EXTRACTED MATERIAL

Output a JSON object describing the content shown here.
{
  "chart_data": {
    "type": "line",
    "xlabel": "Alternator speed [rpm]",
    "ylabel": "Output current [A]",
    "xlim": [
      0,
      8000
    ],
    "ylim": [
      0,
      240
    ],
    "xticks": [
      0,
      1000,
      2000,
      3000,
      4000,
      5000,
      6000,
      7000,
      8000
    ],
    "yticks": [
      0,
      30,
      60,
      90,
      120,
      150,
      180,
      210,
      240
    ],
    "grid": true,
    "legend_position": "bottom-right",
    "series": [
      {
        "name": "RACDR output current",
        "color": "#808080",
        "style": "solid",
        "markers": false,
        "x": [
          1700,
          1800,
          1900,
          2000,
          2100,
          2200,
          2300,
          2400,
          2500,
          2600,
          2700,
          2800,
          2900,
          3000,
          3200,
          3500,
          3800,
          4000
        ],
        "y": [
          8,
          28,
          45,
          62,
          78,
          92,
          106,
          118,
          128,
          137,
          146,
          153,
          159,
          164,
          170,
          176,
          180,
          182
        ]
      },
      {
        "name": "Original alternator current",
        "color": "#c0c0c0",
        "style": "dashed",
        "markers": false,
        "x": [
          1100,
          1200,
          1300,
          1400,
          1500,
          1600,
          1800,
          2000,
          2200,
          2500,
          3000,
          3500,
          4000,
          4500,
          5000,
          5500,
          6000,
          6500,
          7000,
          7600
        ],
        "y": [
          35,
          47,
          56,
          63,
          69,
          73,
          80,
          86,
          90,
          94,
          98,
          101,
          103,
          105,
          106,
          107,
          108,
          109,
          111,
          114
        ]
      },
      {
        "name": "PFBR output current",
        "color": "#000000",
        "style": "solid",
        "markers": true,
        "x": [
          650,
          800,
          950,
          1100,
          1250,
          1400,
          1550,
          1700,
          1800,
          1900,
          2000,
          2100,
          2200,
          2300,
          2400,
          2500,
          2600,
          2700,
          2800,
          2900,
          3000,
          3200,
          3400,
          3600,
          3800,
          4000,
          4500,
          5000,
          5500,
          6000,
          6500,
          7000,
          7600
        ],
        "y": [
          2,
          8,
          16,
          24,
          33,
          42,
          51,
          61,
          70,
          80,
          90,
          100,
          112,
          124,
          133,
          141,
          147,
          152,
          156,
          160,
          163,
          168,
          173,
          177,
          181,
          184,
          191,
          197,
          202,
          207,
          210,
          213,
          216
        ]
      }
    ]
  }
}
...
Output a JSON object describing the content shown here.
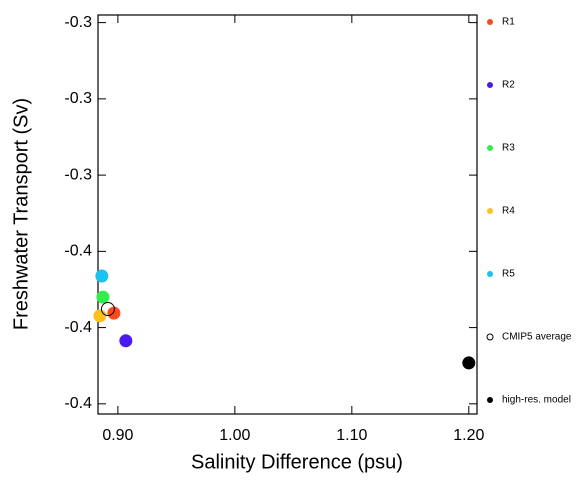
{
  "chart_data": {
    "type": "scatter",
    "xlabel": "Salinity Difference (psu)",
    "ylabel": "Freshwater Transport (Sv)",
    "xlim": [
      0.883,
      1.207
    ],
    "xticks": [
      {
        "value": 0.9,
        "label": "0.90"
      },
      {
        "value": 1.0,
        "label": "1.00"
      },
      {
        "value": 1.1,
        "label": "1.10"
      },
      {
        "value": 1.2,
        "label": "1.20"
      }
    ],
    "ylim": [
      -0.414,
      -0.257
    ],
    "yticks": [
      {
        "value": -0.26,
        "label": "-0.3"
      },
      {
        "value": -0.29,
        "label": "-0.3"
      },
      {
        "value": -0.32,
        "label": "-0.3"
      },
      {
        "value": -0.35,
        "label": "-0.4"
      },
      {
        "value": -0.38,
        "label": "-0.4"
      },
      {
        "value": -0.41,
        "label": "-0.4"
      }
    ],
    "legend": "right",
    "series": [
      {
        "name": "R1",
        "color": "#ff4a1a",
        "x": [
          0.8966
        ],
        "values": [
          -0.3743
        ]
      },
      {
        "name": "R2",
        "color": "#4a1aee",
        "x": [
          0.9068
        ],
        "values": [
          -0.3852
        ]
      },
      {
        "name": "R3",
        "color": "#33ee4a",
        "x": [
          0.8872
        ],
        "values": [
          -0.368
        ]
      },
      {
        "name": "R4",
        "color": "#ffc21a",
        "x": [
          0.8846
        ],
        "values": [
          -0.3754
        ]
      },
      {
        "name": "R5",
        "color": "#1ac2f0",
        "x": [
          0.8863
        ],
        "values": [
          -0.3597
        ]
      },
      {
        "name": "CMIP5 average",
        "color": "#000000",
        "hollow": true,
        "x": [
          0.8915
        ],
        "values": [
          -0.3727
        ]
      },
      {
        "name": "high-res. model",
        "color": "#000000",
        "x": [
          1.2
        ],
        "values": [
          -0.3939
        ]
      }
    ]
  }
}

AIM OF THE TASK
Find the lines containing "color" and list every one of them.

SOLUTION TO THIS TASK
        "color": "#808080",
        "color": "#c0c0c0",
        "color": "#000000",
        "color": "#ff4a1a",
        "color": "#4a1aee",
        "color": "#33ee4a",
        "color": "#ffc21a",
        "color": "#1ac2f0",
        "color": "#000000",
        "color": "#000000",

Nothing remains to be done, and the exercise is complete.